• TASK GOAL: Search the material below for the string "shown" and extract each line that has it.

• RECORDS TO PROCESS:
** BEGIN **
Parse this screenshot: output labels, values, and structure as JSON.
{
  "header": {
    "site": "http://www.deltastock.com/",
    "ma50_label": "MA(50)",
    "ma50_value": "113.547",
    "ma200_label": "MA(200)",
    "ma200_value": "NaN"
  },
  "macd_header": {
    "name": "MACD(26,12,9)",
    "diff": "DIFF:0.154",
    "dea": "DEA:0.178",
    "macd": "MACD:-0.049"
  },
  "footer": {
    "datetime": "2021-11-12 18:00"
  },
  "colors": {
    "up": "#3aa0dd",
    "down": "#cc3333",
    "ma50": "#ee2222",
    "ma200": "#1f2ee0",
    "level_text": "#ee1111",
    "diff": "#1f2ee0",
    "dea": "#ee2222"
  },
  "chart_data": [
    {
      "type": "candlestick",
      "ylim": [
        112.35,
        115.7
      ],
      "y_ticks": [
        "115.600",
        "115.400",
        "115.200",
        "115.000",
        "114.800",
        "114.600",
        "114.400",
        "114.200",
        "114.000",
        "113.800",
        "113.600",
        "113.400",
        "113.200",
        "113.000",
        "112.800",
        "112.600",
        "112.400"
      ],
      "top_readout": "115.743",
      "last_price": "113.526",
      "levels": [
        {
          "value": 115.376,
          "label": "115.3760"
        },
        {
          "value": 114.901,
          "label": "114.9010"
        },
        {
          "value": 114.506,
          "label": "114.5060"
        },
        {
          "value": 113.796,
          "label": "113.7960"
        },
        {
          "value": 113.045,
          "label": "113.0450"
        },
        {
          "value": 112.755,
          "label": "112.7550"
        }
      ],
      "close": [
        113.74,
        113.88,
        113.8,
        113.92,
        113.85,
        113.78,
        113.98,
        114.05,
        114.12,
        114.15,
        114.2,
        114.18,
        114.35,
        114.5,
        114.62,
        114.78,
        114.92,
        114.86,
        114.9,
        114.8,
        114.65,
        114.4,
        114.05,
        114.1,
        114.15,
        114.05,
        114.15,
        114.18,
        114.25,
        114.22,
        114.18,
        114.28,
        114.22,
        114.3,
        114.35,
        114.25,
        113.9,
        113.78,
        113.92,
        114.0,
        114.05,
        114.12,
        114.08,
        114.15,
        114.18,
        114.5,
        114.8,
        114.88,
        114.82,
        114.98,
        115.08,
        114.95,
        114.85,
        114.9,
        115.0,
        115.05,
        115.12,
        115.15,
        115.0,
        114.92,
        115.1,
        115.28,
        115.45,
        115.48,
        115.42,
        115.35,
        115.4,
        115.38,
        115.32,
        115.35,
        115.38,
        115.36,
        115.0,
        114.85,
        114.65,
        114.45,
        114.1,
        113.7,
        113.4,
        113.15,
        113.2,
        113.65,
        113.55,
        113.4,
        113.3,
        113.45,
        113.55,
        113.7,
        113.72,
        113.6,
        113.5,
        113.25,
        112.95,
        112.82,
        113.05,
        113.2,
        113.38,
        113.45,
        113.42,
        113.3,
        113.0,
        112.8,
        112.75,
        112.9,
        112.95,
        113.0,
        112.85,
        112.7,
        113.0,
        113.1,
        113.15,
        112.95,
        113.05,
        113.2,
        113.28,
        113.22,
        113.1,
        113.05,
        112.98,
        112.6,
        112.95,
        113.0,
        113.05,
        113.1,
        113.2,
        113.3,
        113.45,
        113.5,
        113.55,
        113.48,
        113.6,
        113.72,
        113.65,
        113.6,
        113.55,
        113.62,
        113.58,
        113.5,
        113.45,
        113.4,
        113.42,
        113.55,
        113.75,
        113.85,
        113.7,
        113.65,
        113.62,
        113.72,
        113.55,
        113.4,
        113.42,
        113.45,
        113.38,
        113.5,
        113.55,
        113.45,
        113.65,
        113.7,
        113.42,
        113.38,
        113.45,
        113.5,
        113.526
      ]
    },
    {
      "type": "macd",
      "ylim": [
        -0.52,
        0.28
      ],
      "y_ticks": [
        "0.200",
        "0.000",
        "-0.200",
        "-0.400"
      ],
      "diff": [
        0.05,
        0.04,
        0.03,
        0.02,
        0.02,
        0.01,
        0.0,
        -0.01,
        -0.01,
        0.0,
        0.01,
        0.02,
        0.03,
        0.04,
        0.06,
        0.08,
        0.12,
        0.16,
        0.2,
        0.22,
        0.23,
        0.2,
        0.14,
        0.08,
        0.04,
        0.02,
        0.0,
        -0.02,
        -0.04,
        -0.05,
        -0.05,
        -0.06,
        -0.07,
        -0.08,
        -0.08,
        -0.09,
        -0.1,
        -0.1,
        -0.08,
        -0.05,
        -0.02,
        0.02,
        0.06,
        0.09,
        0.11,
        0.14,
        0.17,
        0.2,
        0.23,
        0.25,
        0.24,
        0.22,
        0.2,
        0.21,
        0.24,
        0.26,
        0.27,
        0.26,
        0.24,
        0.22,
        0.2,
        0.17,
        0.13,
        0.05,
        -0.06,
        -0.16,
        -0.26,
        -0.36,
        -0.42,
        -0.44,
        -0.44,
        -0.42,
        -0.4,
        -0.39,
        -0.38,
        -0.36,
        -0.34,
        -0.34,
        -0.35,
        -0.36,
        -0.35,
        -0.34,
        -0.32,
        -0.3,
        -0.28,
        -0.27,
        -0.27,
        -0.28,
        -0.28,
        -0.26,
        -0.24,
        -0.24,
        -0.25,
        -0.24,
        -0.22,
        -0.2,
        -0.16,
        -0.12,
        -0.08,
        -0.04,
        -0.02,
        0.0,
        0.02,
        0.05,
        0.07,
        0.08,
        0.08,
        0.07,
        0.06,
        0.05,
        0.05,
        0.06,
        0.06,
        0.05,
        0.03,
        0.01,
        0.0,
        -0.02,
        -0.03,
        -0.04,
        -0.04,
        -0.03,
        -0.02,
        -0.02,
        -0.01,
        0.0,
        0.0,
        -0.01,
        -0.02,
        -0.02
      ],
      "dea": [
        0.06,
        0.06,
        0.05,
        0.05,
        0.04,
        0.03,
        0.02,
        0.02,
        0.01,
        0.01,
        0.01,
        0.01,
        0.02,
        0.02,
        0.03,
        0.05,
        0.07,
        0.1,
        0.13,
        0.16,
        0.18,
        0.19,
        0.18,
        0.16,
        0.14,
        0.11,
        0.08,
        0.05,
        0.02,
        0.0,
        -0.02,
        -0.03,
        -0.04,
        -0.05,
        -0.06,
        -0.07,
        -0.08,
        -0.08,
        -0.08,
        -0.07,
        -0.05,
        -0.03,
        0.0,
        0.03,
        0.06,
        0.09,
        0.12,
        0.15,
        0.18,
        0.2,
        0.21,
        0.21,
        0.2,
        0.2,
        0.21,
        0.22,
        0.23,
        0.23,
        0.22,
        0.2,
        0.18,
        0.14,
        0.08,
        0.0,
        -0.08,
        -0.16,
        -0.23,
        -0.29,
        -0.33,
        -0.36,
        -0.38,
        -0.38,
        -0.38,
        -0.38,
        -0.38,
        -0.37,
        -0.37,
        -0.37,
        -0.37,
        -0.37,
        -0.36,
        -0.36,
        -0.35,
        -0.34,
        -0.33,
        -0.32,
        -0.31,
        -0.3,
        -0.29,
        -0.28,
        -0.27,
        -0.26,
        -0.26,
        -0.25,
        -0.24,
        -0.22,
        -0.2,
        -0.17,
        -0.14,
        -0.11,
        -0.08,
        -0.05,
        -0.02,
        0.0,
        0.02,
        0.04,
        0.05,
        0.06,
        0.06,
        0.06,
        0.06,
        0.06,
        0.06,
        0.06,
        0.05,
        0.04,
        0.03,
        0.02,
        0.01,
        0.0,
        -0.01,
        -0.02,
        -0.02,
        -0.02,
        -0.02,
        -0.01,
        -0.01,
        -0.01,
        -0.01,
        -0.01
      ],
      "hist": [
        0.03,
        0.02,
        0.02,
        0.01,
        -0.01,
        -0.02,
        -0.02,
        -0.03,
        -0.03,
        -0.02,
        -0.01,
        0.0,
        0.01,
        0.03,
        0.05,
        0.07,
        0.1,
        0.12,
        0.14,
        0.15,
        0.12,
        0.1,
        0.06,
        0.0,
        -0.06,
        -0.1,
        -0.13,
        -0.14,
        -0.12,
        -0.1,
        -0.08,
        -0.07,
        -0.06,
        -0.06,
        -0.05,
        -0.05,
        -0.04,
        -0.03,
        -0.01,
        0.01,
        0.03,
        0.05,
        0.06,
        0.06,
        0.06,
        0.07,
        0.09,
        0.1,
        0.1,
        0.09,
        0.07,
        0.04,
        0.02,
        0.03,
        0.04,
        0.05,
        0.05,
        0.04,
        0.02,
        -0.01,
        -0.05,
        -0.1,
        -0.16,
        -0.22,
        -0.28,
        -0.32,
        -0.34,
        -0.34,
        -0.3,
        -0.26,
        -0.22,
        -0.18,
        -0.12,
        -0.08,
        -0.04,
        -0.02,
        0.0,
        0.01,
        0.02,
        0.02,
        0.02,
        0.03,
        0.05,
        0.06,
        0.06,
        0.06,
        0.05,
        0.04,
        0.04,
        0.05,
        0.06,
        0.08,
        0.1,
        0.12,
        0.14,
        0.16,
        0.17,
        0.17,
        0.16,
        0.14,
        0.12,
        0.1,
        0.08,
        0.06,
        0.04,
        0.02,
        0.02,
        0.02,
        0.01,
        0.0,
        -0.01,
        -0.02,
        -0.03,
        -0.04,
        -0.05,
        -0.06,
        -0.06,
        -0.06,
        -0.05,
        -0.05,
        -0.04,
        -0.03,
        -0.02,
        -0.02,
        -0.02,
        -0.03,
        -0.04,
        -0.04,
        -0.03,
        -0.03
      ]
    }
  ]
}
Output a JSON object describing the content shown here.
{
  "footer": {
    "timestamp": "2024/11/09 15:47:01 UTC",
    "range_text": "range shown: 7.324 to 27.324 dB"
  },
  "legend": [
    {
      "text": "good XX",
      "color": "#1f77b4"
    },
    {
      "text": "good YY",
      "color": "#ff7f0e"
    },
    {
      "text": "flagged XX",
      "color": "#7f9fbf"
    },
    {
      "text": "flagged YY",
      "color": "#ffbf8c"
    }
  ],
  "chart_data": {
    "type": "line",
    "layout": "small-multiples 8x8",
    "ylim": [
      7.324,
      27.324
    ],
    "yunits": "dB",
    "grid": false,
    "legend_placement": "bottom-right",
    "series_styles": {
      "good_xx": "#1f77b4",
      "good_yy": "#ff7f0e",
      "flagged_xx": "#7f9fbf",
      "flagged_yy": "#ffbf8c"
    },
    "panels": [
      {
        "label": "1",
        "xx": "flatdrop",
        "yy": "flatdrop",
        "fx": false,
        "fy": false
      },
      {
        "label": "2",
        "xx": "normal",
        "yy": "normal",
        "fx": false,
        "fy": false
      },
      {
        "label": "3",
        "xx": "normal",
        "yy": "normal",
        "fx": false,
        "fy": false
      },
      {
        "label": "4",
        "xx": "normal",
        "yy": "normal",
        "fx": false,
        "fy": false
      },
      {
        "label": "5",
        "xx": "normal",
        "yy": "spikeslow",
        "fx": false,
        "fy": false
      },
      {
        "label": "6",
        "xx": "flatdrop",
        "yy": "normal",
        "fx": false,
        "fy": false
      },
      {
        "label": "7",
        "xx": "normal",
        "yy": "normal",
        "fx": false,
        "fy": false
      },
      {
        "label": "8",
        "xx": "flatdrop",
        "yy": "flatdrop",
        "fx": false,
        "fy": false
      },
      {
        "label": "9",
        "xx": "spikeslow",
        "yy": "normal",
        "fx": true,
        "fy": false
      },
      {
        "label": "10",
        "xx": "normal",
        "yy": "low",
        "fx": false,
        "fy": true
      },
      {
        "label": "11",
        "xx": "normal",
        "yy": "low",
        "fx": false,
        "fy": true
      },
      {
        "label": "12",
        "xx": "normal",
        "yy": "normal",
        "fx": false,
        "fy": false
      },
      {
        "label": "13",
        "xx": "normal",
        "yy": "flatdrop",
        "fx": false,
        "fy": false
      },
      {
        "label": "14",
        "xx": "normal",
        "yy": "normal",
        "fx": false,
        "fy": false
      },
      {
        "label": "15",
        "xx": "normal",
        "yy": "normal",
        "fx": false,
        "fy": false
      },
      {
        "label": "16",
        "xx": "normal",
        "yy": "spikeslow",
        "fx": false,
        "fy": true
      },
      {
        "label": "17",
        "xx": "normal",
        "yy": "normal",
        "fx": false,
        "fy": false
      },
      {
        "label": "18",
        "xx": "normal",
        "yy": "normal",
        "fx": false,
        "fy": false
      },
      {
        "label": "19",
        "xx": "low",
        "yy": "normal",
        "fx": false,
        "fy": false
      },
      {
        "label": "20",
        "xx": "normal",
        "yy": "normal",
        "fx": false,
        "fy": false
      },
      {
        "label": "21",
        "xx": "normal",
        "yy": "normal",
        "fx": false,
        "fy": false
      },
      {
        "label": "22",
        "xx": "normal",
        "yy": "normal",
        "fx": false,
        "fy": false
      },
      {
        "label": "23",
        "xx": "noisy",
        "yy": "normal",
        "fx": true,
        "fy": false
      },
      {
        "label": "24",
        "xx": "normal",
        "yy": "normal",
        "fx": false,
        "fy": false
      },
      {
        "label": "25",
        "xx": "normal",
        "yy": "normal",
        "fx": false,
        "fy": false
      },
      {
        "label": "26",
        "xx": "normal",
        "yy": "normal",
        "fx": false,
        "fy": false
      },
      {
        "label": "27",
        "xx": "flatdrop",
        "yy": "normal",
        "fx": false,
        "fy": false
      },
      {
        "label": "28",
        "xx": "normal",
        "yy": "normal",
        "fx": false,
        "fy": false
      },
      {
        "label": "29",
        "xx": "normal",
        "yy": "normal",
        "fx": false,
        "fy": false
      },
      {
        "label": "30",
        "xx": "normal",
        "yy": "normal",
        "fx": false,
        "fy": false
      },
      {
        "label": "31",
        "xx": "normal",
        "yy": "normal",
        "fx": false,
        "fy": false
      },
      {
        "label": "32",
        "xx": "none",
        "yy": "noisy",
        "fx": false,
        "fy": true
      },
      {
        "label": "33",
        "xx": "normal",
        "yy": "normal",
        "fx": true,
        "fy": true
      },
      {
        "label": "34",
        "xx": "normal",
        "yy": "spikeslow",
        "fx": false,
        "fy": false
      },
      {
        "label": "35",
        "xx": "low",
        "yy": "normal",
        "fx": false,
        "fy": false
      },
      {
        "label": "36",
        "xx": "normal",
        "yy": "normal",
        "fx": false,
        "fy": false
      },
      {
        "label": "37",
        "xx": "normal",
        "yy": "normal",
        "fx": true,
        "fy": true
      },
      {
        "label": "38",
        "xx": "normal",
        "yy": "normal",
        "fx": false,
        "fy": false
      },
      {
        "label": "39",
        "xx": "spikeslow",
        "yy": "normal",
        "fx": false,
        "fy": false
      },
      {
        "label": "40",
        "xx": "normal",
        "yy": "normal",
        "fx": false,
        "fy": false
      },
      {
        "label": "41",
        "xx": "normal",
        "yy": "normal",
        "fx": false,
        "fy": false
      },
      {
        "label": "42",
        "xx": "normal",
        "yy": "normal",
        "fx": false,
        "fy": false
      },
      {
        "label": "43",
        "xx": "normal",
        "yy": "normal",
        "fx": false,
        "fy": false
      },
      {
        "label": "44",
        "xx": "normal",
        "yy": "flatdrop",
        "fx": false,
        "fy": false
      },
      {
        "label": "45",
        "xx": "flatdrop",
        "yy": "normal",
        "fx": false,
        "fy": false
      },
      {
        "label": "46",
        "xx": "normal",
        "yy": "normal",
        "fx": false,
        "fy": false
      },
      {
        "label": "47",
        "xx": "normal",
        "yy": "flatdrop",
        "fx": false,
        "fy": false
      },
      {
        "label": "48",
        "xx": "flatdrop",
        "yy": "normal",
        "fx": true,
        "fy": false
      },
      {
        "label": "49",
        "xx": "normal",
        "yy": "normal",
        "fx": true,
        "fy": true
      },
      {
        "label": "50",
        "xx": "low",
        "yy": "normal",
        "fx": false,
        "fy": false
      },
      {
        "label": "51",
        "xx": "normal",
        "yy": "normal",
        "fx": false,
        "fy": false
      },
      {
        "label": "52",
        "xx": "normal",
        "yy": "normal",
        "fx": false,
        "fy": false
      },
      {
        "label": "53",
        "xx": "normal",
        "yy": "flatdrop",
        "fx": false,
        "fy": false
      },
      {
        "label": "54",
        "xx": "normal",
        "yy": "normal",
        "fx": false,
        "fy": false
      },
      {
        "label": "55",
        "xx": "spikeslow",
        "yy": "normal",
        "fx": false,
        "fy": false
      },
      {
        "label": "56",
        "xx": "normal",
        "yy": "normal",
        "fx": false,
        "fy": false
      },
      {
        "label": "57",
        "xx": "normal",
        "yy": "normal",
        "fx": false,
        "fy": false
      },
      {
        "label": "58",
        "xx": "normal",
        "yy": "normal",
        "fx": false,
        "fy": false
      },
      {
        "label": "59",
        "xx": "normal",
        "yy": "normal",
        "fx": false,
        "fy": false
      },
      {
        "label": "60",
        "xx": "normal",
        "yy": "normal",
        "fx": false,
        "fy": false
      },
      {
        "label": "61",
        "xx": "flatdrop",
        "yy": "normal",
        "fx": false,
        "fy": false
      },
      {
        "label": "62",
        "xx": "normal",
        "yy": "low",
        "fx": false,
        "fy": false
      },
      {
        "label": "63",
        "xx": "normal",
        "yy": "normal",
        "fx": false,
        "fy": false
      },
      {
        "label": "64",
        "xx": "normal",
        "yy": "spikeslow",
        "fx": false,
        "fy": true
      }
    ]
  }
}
** END **
• ANSWER:
Output a JSON object describing the content shown here.
    "range_text": "range shown: 7.324 to 27.324 dB"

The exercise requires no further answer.